>>>>>
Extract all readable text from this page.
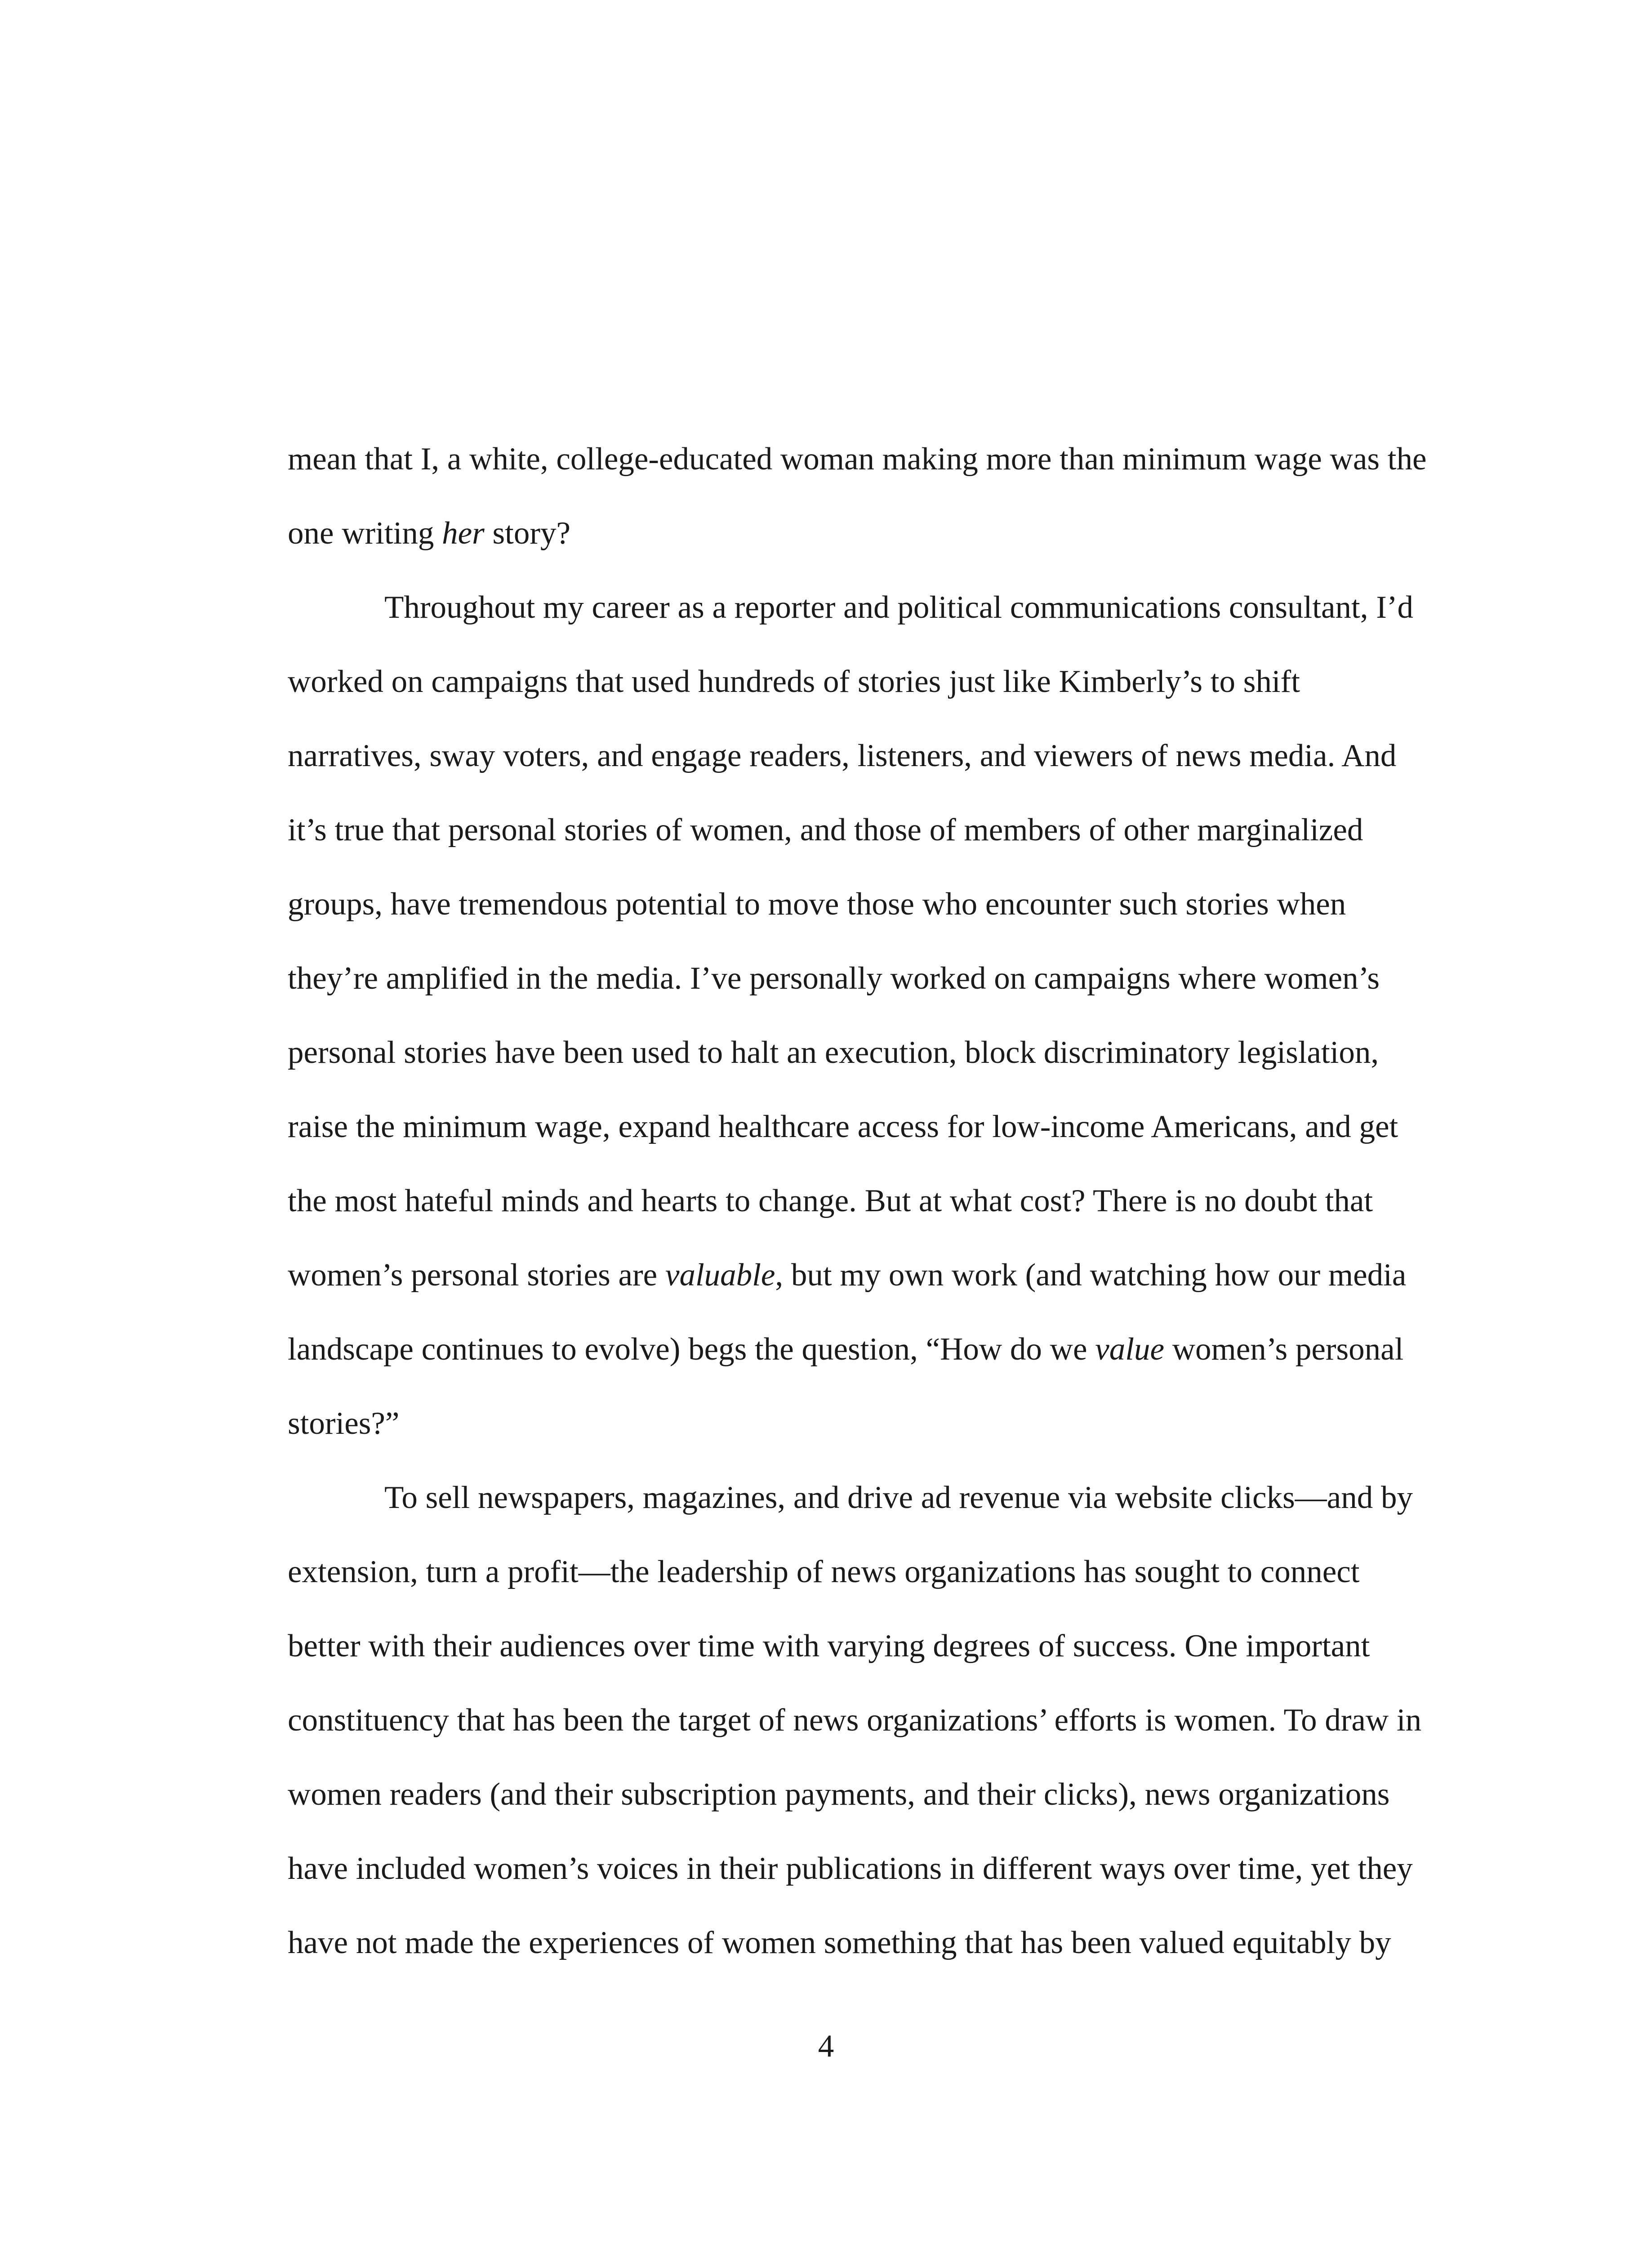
mean that I, a white, college-educated woman making more than minimum wage was the
one writing her story?
Throughout my career as a reporter and political communications consultant, I’d
worked on campaigns that used hundreds of stories just like Kimberly’s to shift
narratives, sway voters, and engage readers, listeners, and viewers of news media. And
it’s true that personal stories of women, and those of members of other marginalized
groups, have tremendous potential to move those who encounter such stories when
they’re amplified in the media. I’ve personally worked on campaigns where women’s
personal stories have been used to halt an execution, block discriminatory legislation,
raise the minimum wage, expand healthcare access for low-income Americans, and get
the most hateful minds and hearts to change. But at what cost? There is no doubt that
women’s personal stories are valuable, but my own work (and watching how our media
landscape continues to evolve) begs the question, “How do we value women’s personal
stories?”
To sell newspapers, magazines, and drive ad revenue via website clicks—and by
extension, turn a profit—the leadership of news organizations has sought to connect
better with their audiences over time with varying degrees of success. One important
constituency that has been the target of news organizations’ efforts is women. To draw in
women readers (and their subscription payments, and their clicks), news organizations
have included women’s voices in their publications in different ways over time, yet they
have not made the experiences of women something that has been valued equitably by
4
<<<<<
- _GIVEN EXERCISE_:
Leave the pictures out and reproduce all of the records exactly.

- _SOLUTION BELOW_:
Extract all readable text from this page.
mean that I, a white, college-educated woman making more than minimum wage was the
one writing her story?
Throughout my career as a reporter and political communications consultant, I’d
worked on campaigns that used hundreds of stories just like Kimberly’s to shift
narratives, sway voters, and engage readers, listeners, and viewers of news media. And
it’s true that personal stories of women, and those of members of other marginalized
groups, have tremendous potential to move those who encounter such stories when
they’re amplified in the media. I’ve personally worked on campaigns where women’s
personal stories have been used to halt an execution, block discriminatory legislation,
raise the minimum wage, expand healthcare access for low-income Americans, and get
the most hateful minds and hearts to change. But at what cost? There is no doubt that
women’s personal stories are valuable, but my own work (and watching how our media
landscape continues to evolve) begs the question, “How do we value women’s personal
stories?”
To sell newspapers, magazines, and drive ad revenue via website clicks—and by
extension, turn a profit—the leadership of news organizations has sought to connect
better with their audiences over time with varying degrees of success. One important
constituency that has been the target of news organizations’ efforts is women. To draw in
women readers (and their subscription payments, and their clicks), news organizations
have included women’s voices in their publications in different ways over time, yet they
have not made the experiences of women something that has been valued equitably by
4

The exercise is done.